Pictures appear in the records below; write out everything else exactly.

Recorded data:
— begin —

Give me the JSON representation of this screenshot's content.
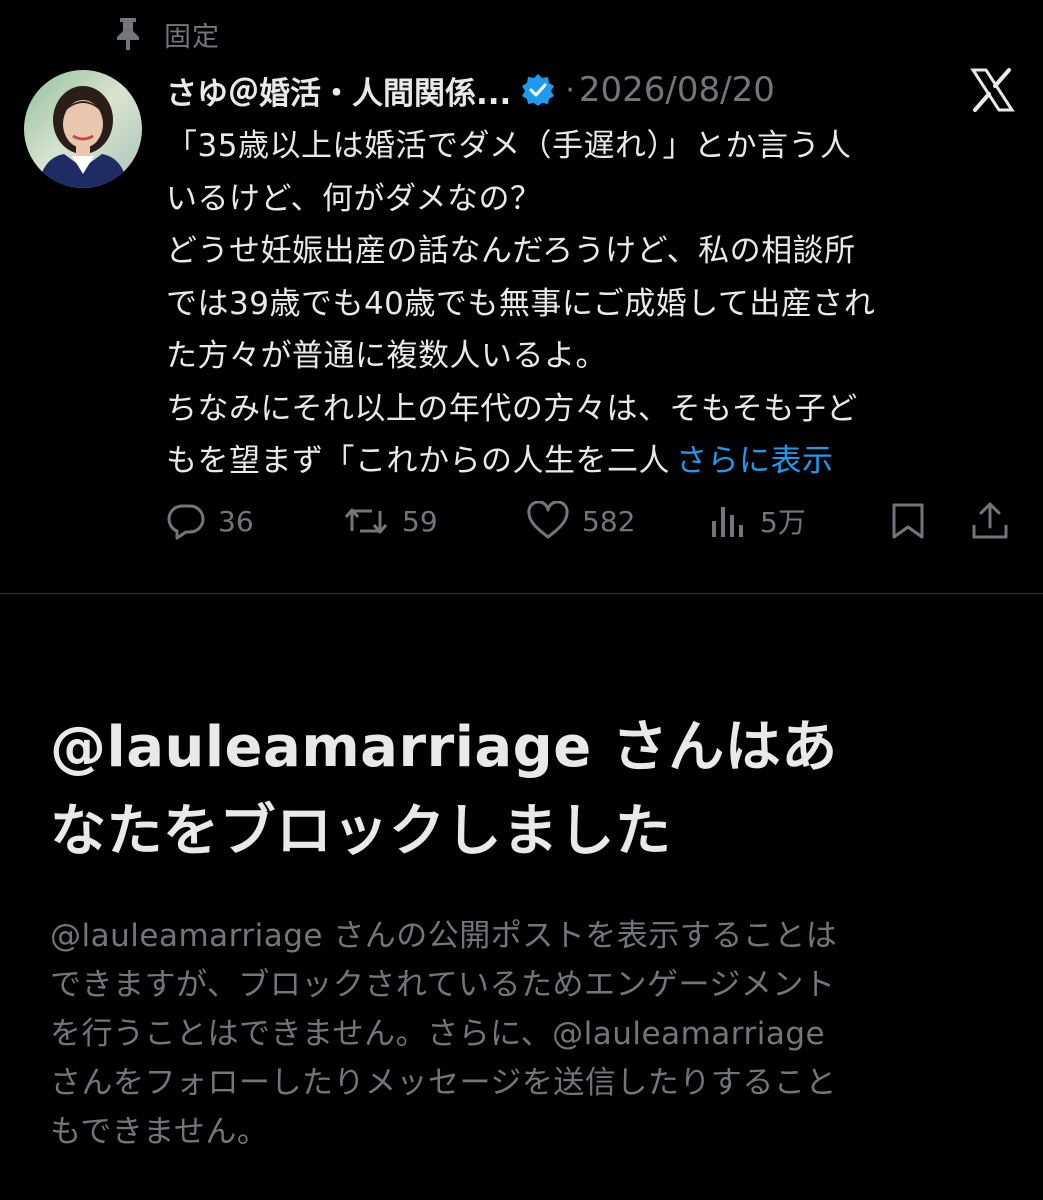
{
  "pinned": {
    "label": "固定"
  },
  "post": {
    "display_name": "さゆ＠婚活・人間関係...",
    "separator": "·",
    "date": "2026/08/20",
    "lines": [
      "「35歳以上は婚活でダメ（手遅れ）」とか言う人",
      "いるけど、何がダメなの？",
      "どうせ妊娠出産の話なんだろうけど、私の相談所",
      "では39歳でも40歳でも無事にご成婚して出産され",
      "た方々が普通に複数人いるよ。",
      "ちなみにそれ以上の年代の方々は、そもそも子ど",
      "もを望まず「これからの人生を二人"
    ],
    "show_more": "さらに表示",
    "actions": {
      "replies": "36",
      "reposts": "59",
      "likes": "582",
      "views": "5万"
    }
  },
  "blocked": {
    "title_lines": [
      "@lauleamarriage さんはあ",
      "なたをブロックしました"
    ],
    "desc_lines": [
      "@lauleamarriage さんの公開ポストを表示することは",
      "できますが、ブロックされているためエンゲージメント",
      "を行うことはできません。さらに、@lauleamarriage",
      "さんをフォローしたりメッセージを送信したりすること",
      "もできません。"
    ]
  },
  "colors": {
    "background": "#000000",
    "text_primary": "#e7e9ea",
    "text_secondary": "#71767b",
    "link_blue": "#1d9bf0",
    "verified_blue": "#1d9bf0"
  },
  "icons": {
    "pin": "pin-icon",
    "verified": "verified-badge-icon",
    "logo": "x-logo-icon",
    "reply": "reply-icon",
    "repost": "repost-icon",
    "like": "heart-icon",
    "views": "views-icon",
    "bookmark": "bookmark-icon",
    "share": "share-icon"
  }
}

— end —

→ **FINAL RESULT**:
Give me the JSON representation of this screenshot's content.
{
  "pinned": {
    "label": "固定"
  },
  "post": {
    "display_name": "さゆ＠婚活・人間関係...",
    "separator": "·",
    "date": "2026/08/20",
    "lines": [
      "「35歳以上は婚活でダメ（手遅れ）」とか言う人",
      "いるけど、何がダメなの？",
      "どうせ妊娠出産の話なんだろうけど、私の相談所",
      "では39歳でも40歳でも無事にご成婚して出産され",
      "た方々が普通に複数人いるよ。",
      "ちなみにそれ以上の年代の方々は、そもそも子ど",
      "もを望まず「これからの人生を二人"
    ],
    "show_more": "さらに表示",
    "actions": {
      "replies": "36",
      "reposts": "59",
      "likes": "582",
      "views": "5万"
    }
  },
  "blocked": {
    "title_lines": [
      "@lauleamarriage さんはあ",
      "なたをブロックしました"
    ],
    "desc_lines": [
      "@lauleamarriage さんの公開ポストを表示することは",
      "できますが、ブロックされているためエンゲージメント",
      "を行うことはできません。さらに、@lauleamarriage",
      "さんをフォローしたりメッセージを送信したりすること",
      "もできません。"
    ]
  },
  "colors": {
    "background": "#000000",
    "text_primary": "#e7e9ea",
    "text_secondary": "#71767b",
    "link_blue": "#1d9bf0",
    "verified_blue": "#1d9bf0"
  },
  "icons": {
    "pin": "pin-icon",
    "verified": "verified-badge-icon",
    "logo": "x-logo-icon",
    "reply": "reply-icon",
    "repost": "repost-icon",
    "like": "heart-icon",
    "views": "views-icon",
    "bookmark": "bookmark-icon",
    "share": "share-icon"
  }
}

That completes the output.